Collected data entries

*-*-*

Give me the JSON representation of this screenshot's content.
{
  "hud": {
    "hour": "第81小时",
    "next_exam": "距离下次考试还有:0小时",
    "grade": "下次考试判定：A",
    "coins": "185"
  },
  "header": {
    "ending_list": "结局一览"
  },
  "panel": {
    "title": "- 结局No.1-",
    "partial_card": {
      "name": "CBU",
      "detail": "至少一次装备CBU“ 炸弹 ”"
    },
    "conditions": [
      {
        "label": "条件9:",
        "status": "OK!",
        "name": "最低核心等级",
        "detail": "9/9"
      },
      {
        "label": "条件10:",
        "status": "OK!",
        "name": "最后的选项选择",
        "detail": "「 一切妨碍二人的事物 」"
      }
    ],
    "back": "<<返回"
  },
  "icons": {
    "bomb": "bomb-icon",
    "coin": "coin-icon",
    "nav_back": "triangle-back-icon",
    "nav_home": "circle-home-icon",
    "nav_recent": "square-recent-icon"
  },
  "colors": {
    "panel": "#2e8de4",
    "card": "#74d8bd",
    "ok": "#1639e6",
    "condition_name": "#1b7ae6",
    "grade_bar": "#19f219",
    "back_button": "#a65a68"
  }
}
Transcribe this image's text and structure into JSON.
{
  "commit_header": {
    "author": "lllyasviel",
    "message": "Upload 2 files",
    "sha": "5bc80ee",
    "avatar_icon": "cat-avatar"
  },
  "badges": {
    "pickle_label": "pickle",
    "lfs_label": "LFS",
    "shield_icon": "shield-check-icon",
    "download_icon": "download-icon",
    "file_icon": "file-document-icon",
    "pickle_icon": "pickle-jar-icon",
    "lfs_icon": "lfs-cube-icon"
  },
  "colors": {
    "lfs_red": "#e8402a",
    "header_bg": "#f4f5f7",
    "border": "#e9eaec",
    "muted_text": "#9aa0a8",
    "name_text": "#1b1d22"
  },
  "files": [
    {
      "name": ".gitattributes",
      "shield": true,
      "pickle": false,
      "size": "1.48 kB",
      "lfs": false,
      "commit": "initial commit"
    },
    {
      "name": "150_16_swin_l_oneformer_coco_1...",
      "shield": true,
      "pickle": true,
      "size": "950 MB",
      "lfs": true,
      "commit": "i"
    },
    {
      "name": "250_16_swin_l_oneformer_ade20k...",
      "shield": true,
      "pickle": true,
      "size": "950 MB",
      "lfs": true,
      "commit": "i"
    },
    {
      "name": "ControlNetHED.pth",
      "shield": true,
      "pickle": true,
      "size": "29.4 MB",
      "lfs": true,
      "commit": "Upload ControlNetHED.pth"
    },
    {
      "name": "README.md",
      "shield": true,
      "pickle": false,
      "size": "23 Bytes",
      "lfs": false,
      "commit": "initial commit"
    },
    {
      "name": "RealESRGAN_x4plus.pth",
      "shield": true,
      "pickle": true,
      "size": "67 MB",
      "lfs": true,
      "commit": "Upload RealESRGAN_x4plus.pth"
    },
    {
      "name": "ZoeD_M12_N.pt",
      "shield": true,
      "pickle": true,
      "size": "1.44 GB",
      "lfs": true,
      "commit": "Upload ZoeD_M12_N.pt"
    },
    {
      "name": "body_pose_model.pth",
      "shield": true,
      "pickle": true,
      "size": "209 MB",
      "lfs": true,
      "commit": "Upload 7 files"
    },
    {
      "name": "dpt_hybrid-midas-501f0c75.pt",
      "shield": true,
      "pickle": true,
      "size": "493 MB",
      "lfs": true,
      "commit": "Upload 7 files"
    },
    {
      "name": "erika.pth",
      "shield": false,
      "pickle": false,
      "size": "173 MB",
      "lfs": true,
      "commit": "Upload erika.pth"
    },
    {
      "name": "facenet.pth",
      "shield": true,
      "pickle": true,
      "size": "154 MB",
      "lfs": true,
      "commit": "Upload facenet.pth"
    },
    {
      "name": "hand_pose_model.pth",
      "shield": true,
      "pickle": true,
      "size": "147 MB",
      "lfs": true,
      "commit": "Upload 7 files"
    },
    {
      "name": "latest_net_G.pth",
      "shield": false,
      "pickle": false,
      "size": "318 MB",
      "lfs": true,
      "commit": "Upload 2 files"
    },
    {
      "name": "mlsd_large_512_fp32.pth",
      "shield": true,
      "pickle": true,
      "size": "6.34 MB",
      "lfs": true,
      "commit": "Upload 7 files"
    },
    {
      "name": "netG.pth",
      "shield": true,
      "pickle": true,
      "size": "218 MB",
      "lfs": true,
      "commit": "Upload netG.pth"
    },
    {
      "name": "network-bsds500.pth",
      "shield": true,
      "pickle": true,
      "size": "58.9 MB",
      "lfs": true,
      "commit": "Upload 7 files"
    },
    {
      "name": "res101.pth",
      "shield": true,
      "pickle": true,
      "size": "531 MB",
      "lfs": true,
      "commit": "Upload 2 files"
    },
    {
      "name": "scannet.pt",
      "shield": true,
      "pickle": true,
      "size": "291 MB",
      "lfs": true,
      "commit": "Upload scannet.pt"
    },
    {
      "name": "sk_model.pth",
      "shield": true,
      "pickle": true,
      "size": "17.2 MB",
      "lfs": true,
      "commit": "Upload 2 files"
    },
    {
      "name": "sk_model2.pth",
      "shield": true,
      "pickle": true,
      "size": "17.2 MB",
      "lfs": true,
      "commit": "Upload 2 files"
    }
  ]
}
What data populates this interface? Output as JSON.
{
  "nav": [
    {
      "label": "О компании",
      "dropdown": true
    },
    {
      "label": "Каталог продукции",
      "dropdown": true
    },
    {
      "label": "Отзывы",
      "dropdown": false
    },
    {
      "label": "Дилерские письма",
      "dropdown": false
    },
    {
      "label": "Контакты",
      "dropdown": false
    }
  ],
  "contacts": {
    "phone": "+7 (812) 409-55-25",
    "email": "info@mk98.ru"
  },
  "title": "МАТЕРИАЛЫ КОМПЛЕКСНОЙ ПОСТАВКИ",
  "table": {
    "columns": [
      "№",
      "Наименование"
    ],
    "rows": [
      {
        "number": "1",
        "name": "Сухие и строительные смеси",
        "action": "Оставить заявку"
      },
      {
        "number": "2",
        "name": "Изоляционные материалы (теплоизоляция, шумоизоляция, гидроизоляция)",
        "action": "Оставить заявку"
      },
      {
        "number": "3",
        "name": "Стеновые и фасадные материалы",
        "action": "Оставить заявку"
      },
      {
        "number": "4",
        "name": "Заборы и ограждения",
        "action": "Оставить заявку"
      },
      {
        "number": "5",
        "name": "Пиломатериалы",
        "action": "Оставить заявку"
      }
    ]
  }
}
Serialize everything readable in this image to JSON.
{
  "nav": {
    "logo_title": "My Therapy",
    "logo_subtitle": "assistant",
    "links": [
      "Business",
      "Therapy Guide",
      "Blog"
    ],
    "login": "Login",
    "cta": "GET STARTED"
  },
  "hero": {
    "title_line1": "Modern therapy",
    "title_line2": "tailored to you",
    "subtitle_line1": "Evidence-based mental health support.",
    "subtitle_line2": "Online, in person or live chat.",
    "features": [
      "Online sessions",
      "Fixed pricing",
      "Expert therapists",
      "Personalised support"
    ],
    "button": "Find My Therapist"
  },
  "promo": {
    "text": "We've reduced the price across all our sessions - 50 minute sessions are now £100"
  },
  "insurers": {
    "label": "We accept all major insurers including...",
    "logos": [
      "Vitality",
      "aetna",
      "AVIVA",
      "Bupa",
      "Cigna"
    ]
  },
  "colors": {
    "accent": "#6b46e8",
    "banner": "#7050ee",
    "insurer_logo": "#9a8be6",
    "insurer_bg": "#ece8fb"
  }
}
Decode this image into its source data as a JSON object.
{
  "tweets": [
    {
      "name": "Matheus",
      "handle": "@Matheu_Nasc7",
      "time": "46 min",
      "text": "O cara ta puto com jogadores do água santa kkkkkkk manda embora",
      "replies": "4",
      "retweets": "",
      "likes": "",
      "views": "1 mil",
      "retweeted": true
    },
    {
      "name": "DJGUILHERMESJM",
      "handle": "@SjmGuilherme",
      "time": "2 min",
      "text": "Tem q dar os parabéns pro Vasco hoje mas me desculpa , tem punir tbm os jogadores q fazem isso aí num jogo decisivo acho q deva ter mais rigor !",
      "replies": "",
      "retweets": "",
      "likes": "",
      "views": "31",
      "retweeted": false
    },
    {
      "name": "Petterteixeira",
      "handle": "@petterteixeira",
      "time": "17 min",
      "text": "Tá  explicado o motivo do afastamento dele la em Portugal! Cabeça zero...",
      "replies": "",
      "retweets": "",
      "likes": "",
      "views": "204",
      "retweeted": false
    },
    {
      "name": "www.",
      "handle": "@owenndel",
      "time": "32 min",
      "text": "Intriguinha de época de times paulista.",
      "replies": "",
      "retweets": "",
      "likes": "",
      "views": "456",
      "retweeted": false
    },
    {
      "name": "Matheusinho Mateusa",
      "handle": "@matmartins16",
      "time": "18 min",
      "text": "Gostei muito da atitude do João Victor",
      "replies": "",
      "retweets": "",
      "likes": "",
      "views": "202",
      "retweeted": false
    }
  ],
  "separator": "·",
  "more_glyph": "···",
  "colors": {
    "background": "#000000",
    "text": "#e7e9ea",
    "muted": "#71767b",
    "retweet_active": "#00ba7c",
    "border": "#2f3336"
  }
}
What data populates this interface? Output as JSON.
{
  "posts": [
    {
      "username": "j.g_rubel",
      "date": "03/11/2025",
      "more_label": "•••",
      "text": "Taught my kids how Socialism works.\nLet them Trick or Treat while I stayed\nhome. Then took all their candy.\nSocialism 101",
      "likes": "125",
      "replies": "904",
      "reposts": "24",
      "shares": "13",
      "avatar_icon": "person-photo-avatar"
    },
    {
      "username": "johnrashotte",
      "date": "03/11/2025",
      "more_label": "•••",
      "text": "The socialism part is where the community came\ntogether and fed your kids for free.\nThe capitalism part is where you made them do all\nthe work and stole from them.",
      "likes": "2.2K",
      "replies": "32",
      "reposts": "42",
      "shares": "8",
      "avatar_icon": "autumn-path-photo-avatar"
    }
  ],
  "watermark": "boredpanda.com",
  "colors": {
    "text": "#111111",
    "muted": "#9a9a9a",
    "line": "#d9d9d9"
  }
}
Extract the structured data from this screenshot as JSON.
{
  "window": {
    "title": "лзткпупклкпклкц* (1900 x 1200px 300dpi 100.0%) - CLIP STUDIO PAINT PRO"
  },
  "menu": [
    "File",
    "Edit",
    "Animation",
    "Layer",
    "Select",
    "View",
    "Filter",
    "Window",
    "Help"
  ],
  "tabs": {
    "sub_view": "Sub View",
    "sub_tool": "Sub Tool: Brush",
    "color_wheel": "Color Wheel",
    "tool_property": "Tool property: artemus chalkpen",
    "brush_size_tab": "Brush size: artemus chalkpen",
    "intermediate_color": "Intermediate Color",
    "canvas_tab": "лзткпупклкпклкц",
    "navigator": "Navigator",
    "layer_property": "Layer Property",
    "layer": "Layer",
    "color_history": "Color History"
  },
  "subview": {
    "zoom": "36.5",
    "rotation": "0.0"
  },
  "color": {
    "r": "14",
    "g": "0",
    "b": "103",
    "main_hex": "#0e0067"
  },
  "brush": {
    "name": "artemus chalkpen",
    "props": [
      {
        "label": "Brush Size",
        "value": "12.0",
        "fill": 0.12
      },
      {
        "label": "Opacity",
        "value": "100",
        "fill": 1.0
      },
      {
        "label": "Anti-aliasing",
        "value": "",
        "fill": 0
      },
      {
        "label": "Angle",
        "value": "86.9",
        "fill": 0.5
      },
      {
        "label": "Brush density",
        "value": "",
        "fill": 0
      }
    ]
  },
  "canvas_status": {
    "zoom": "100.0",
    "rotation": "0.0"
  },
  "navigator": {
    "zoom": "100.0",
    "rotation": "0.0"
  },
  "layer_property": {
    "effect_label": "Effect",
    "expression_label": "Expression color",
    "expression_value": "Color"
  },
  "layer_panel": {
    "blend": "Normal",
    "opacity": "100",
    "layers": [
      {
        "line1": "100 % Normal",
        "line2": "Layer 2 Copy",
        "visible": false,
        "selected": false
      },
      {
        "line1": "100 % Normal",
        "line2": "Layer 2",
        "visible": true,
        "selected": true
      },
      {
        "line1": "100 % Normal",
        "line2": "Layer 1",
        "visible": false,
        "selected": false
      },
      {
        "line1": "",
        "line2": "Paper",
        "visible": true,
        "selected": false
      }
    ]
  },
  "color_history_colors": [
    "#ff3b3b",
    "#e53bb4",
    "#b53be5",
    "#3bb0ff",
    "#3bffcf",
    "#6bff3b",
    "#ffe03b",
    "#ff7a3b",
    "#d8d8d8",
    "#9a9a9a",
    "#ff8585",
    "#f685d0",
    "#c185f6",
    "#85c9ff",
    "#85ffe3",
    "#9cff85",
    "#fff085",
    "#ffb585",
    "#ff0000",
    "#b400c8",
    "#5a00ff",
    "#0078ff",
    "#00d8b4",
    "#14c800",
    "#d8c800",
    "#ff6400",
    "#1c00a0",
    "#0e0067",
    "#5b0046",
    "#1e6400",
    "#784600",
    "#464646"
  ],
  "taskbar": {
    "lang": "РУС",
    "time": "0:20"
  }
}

*-*-*

Challenge >> Reply with the number of lines in the data that include the string "netG" and nothing else.

Solution >> 2